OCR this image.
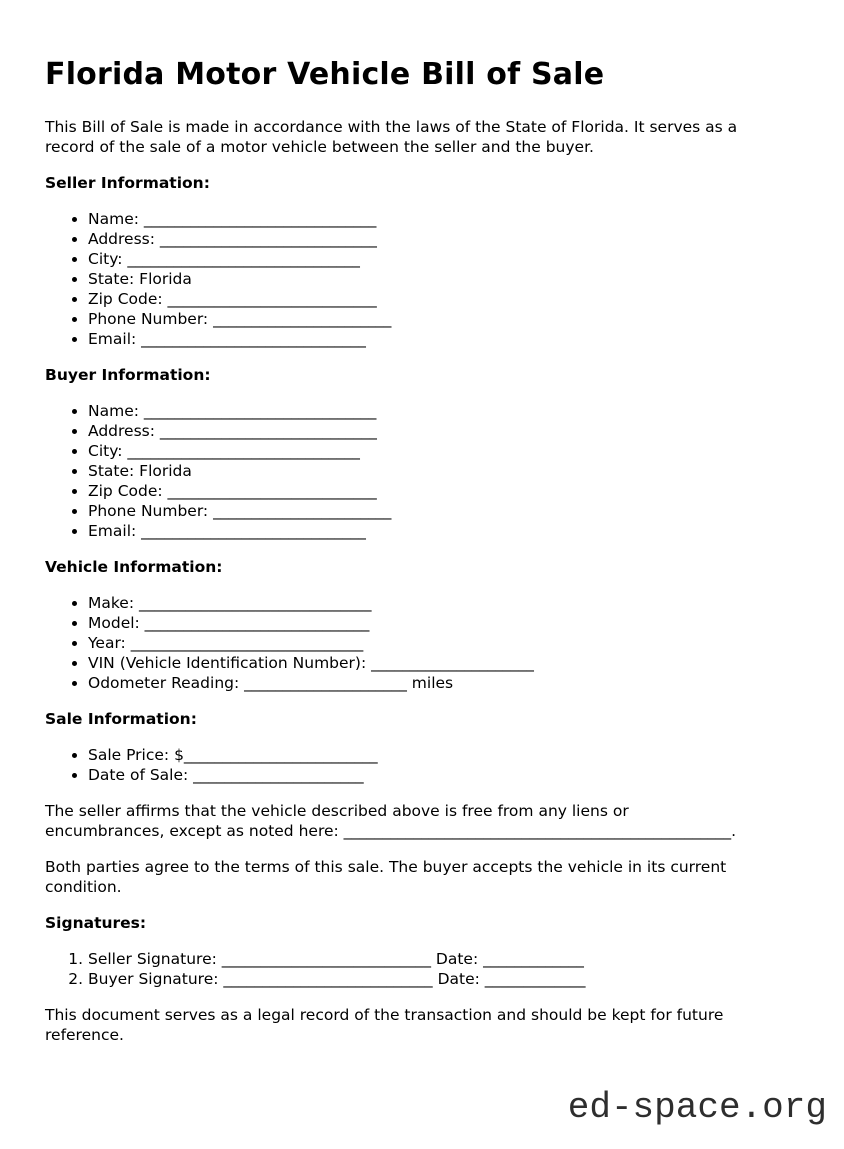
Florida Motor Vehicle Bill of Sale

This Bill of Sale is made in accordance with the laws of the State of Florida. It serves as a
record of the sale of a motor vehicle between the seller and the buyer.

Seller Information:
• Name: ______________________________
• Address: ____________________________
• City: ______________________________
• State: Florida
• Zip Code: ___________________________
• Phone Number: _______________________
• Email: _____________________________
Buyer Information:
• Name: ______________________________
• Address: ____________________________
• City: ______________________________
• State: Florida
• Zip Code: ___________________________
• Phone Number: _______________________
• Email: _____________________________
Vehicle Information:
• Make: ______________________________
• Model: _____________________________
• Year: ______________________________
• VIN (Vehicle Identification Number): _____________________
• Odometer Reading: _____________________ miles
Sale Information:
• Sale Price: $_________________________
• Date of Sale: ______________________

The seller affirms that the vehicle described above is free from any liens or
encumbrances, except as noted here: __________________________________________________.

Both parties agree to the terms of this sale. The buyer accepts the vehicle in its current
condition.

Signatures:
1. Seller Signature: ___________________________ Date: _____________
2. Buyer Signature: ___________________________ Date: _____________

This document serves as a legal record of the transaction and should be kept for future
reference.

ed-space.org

▶ **What to do**: Write the records out again in full, exactly, and skip every picture.

▶ **Full output**:
OCR this image.
Florida Motor Vehicle Bill of Sale

This Bill of Sale is made in accordance with the laws of the State of Florida. It serves as a
record of the sale of a motor vehicle between the seller and the buyer.

Seller Information:
• Name: ______________________________
• Address: ____________________________
• City: ______________________________
• State: Florida
• Zip Code: ___________________________
• Phone Number: _______________________
• Email: _____________________________
Buyer Information:
• Name: ______________________________
• Address: ____________________________
• City: ______________________________
• State: Florida
• Zip Code: ___________________________
• Phone Number: _______________________
• Email: _____________________________
Vehicle Information:
• Make: ______________________________
• Model: _____________________________
• Year: ______________________________
• VIN (Vehicle Identification Number): _____________________
• Odometer Reading: _____________________ miles
Sale Information:
• Sale Price: $_________________________
• Date of Sale: ______________________

The seller affirms that the vehicle described above is free from any liens or
encumbrances, except as noted here: __________________________________________________.

Both parties agree to the terms of this sale. The buyer accepts the vehicle in its current
condition.

Signatures:
1. Seller Signature: ___________________________ Date: _____________
2. Buyer Signature: ___________________________ Date: _____________

This document serves as a legal record of the transaction and should be kept for future
reference.

ed-space.org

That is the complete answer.